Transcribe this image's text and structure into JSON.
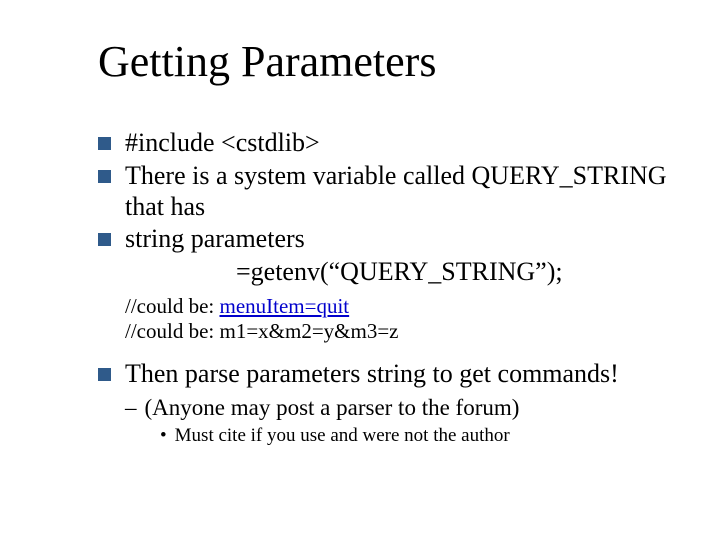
{
  "title": "Getting Parameters",
  "bullets": {
    "b1": "#include <cstdlib>",
    "b2": "There is a system variable called QUERY_STRING that has",
    "b3": "string parameters",
    "b3_code": "=getenv(“QUERY_STRING”);",
    "comment1_prefix": "//could be:  ",
    "comment1_link": "menuItem=quit",
    "comment2": "//could be:  m1=x&m2=y&m3=z",
    "b4": "Then parse parameters string to get commands!",
    "sub_dash": "(Anyone may post a parser to the forum)",
    "sub_dot": "Must cite if you use and were not the author"
  },
  "glyphs": {
    "dash": "–",
    "dot": "•"
  }
}
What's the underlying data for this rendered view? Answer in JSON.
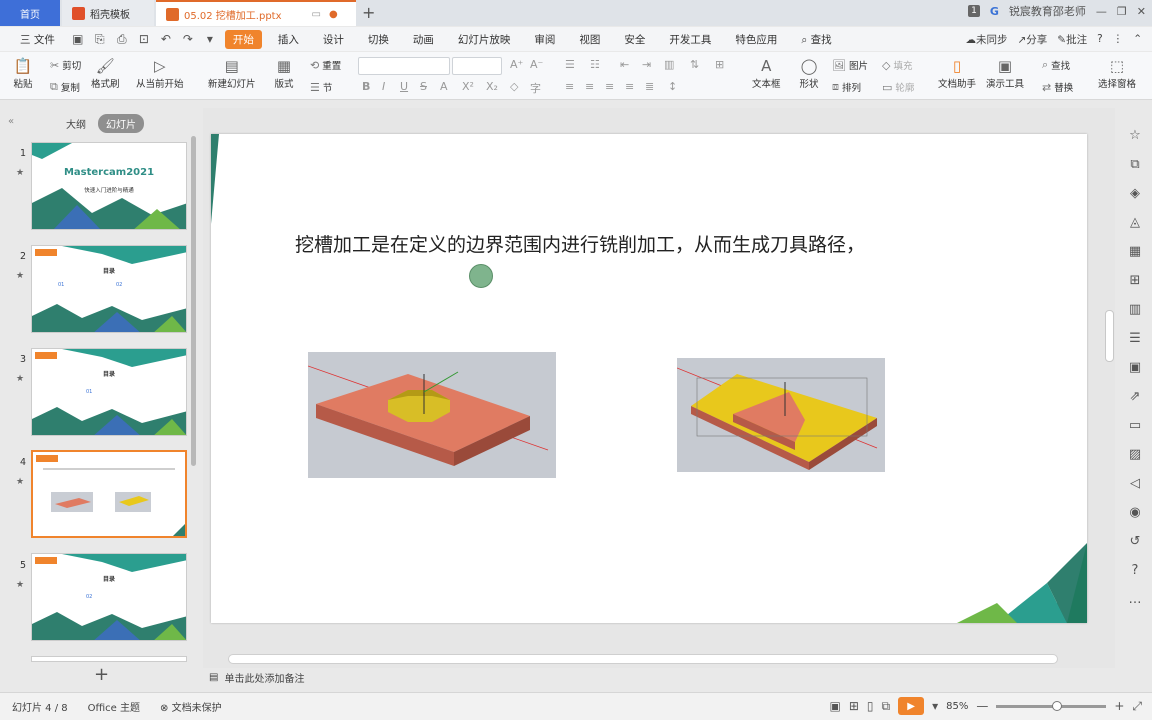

★ ★ ★ ★

- _Task objective_
Will you restate every entry word for word and omit the images?

- _Exercise output_
Transcribe this image's text and structure into JSON.
{
  "title": "Getting Parameters",
  "bullets": {
    "b1": "#include <cstdlib>",
    "b2": "There is a system variable called QUERY_STRING that has",
    "b3": "string parameters",
    "b3_code": "=getenv(“QUERY_STRING”);",
    "comment1_prefix": "//could be:  ",
    "comment1_link": "menuItem=quit",
    "comment2": "//could be:  m1=x&m2=y&m3=z",
    "b4": "Then parse parameters string to get commands!",
    "sub_dash": "(Anyone may post a parser to the forum)",
    "sub_dot": "Must cite if you use and were not the author"
  },
  "glyphs": {
    "dash": "–",
    "dot": "•"
  }
}
What's the underlying data for this rendered view? Answer in JSON.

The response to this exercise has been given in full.